WORK TO DO: Omit the images, then output each of the records below exactly.

Records excerpted from a collection
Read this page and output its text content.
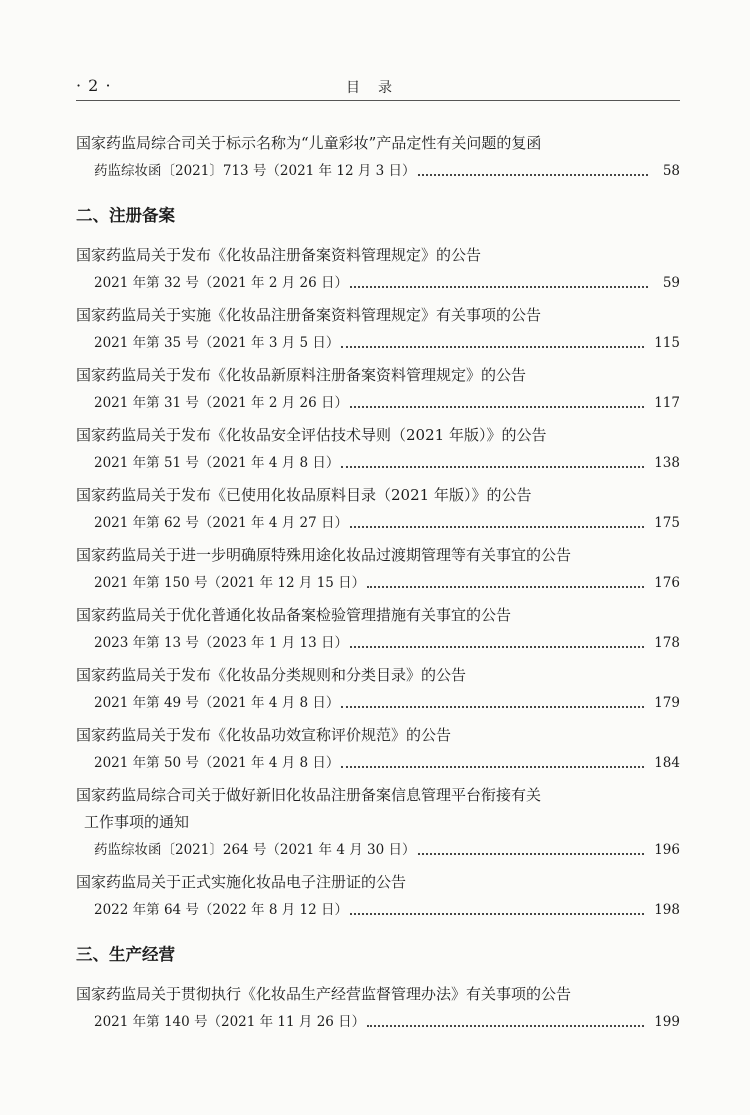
· 2 ·	目录
国家药监局综合司关于标示名称为“儿童彩妆”产品定性有关问题的复函
药监综妆函〔2021〕713 号（2021 年 12 月 3 日）	58
二、注册备案
国家药监局关于发布《化妆品注册备案资料管理规定》的公告
2021 年第 32 号（2021 年 2 月 26 日）	59
国家药监局关于实施《化妆品注册备案资料管理规定》有关事项的公告
2021 年第 35 号（2021 年 3 月 5 日）	115
国家药监局关于发布《化妆品新原料注册备案资料管理规定》的公告
2021 年第 31 号（2021 年 2 月 26 日）	117
国家药监局关于发布《化妆品安全评估技术导则（2021 年版）》的公告
2021 年第 51 号（2021 年 4 月 8 日）	138
国家药监局关于发布《已使用化妆品原料目录（2021 年版）》的公告
2021 年第 62 号（2021 年 4 月 27 日）	175
国家药监局关于进一步明确原特殊用途化妆品过渡期管理等有关事宜的公告
2021 年第 150 号（2021 年 12 月 15 日）	176
国家药监局关于优化普通化妆品备案检验管理措施有关事宜的公告
2023 年第 13 号（2023 年 1 月 13 日）	178
国家药监局关于发布《化妆品分类规则和分类目录》的公告
2021 年第 49 号（2021 年 4 月 8 日）	179
国家药监局关于发布《化妆品功效宣称评价规范》的公告
2021 年第 50 号（2021 年 4 月 8 日）	184
国家药监局综合司关于做好新旧化妆品注册备案信息管理平台衔接有关
工作事项的通知
药监综妆函〔2021〕264 号（2021 年 4 月 30 日）	196
国家药监局关于正式实施化妆品电子注册证的公告
2022 年第 64 号（2022 年 8 月 12 日）	198
三、生产经营
国家药监局关于贯彻执行《化妆品生产经营监督管理办法》有关事项的公告
2021 年第 140 号（2021 年 11 月 26 日）	199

THE OUTPUT:
Read this page and output its text content.
· 2 ·	目录
国家药监局综合司关于标示名称为“儿童彩妆”产品定性有关问题的复函
药监综妆函〔2021〕713 号（2021 年 12 月 3 日）	58
二、注册备案
国家药监局关于发布《化妆品注册备案资料管理规定》的公告
2021 年第 32 号（2021 年 2 月 26 日）	59
国家药监局关于实施《化妆品注册备案资料管理规定》有关事项的公告
2021 年第 35 号（2021 年 3 月 5 日）	115
国家药监局关于发布《化妆品新原料注册备案资料管理规定》的公告
2021 年第 31 号（2021 年 2 月 26 日）	117
国家药监局关于发布《化妆品安全评估技术导则（2021 年版）》的公告
2021 年第 51 号（2021 年 4 月 8 日）	138
国家药监局关于发布《已使用化妆品原料目录（2021 年版）》的公告
2021 年第 62 号（2021 年 4 月 27 日）	175
国家药监局关于进一步明确原特殊用途化妆品过渡期管理等有关事宜的公告
2021 年第 150 号（2021 年 12 月 15 日）	176
国家药监局关于优化普通化妆品备案检验管理措施有关事宜的公告
2023 年第 13 号（2023 年 1 月 13 日）	178
国家药监局关于发布《化妆品分类规则和分类目录》的公告
2021 年第 49 号（2021 年 4 月 8 日）	179
国家药监局关于发布《化妆品功效宣称评价规范》的公告
2021 年第 50 号（2021 年 4 月 8 日）	184
国家药监局综合司关于做好新旧化妆品注册备案信息管理平台衔接有关
工作事项的通知
药监综妆函〔2021〕264 号（2021 年 4 月 30 日）	196
国家药监局关于正式实施化妆品电子注册证的公告
2022 年第 64 号（2022 年 8 月 12 日）	198
三、生产经营
国家药监局关于贯彻执行《化妆品生产经营监督管理办法》有关事项的公告
2021 年第 140 号（2021 年 11 月 26 日）	199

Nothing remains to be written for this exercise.